- _REQUIREMENT_:
Answer these questions about the forum thread:
(a) With which dog was the match originally set before Homer came in as a substitute?
(b) What does OldDog say most Zebo dogs lack on average?
(c) How long did Zebo go against the Greaser dog?

Thanks FH, I have been find a few good sites with interviews. The image the media paints of dogmen is FAR from the image I get from the interviews.

I know there are the thugs and gangstas in it now for a quick buck but looking at some of the dogs that are being rescued, they dot really look like the old school dogs of the 70's or earlier.

I quite liked the site that that interview came from, they have a picture and history of the dogs mentioned in the interview.

Sent from Petguide.com Free App


----------



## OldDog (Mar 4, 2010)

Katey said:


> Thanks FH, I have been find a few good sites with interviews. The image the media paints of dogmen is FAR from the image I get from the interviews.
> 
> I know there are the thugs and gangstas in it now for a quick buck but looking at some of the dogs that are being rescued, they dot really look like the old school dogs of the 70's or earlier.
> 
> ...


 The dogs coming through " rescues" and the like don't even look like the *real* dogs of TODAY.

Me , well I don't much care for the Zebo stuff for a different reason , on average most Zebo dogs lack air.


----------



## OldDog (Mar 4, 2010)

Firehazard said:


> OH! and looky here if this don't beg the question I just asked on Jeep vs Homer and why homer didn't run like he normally did....


 Homer was a substitute dog , the match was originally set with Angus , Homer didn't have a full keep if any at all on him.

And of course there were rumors floating about as to other possibilities.


----------



## surfer (Feb 20, 2013)

ONLINE PEDIGREES - Access Denied

put the arrow on 'online pedigrees' and click and it will come up.

old dog, what blood you runnin? cause when i got them bred like this,
i got all the air i need. and thats proven.....

and have the finishing ability, just sayin that they are some good lonzo[zebo]
bred dogs out there.

plus i forgot j. lancaster[lancasters' snake] are from the same town, he's rip now


----------



## OldDog (Mar 4, 2010)

surfer said:


> ONLINE PEDIGREES - Access Denied
> 
> put the arrow on 'online pedigrees' and click and it will come up.
> 
> ...


 Sure you might have , but I've seen enough that lacked air to note it being a general syndrome , and of course there are some good ones , but I don't personally feel they are as high percentage as certain other strains.

And Lonzo knew exactly how to put them together. Couldn't see teh ped you put up but did it come through Panther?

And Zebo went over 2 hours against the Greaser dog , may be a regional thing but the ones we saw in the west lacked air for the most part.

As I remember Snake was Vindicator to rosie , brother sister breeding wasn't it?

And Colopy had some good ones. Crossed into Patricks blood it didn't seem to work so well ( that came through Arizona Goldie and got bred to some Fitch dogs that ended up west , should have been good over the Kingfish stuff but wasn't that good though of course that same cross produced the Diamond Jim dog that made Ch.) , can't argue with the results that Clemmons or Boudreaux got using it as an out , worked well through Spider and Sea Train too.

Seems like it was good bred into Midnight Cowboy type blood or Boudreaux blood , Eli type dogs in general.


----------



## Firehazard (Dec 4, 2009)

ONLINE PEDIGREES :: [341651] :: A & J'S PATCHES
hur ya go


----------



## OldDog (Mar 4, 2010)

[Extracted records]
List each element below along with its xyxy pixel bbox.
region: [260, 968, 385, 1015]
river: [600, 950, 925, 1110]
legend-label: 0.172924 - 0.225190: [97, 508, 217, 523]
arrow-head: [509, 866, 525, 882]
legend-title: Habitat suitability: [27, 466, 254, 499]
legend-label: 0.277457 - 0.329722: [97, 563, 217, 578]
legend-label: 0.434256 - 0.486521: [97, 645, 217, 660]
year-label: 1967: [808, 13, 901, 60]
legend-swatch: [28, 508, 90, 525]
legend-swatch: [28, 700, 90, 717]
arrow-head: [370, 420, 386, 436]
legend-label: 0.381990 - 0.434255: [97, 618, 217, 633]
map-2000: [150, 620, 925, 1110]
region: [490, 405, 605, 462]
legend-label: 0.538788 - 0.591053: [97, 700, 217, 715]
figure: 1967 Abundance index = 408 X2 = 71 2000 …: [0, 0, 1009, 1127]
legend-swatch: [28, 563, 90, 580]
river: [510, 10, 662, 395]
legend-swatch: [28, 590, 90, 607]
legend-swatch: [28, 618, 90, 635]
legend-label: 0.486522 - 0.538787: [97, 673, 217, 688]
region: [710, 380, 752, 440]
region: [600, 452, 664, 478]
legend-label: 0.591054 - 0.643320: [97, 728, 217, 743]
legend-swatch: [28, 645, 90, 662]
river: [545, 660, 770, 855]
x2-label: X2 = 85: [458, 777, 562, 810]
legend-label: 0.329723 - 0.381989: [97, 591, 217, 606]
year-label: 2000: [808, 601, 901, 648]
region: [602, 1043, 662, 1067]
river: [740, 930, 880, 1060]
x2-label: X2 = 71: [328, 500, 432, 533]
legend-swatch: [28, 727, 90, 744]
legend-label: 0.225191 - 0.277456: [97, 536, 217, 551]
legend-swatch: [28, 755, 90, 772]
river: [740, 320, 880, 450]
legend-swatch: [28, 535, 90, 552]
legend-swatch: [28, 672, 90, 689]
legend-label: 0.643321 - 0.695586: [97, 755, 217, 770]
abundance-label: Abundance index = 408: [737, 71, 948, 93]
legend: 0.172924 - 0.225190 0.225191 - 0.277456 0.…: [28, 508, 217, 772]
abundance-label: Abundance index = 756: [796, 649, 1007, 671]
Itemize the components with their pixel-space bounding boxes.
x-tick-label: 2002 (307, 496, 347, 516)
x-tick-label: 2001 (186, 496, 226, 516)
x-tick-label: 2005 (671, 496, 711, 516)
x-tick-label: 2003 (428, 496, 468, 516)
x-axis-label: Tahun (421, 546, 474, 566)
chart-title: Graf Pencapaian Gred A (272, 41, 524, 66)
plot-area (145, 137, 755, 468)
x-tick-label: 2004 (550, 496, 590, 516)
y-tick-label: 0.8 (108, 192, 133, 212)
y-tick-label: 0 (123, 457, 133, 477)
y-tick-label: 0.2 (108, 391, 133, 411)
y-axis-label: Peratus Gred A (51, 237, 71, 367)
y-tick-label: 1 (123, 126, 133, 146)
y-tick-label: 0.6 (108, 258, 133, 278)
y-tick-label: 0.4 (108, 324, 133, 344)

- _RESPONSE BELOW_:
(a) Angus
(b) Air
(c) Over 2 hours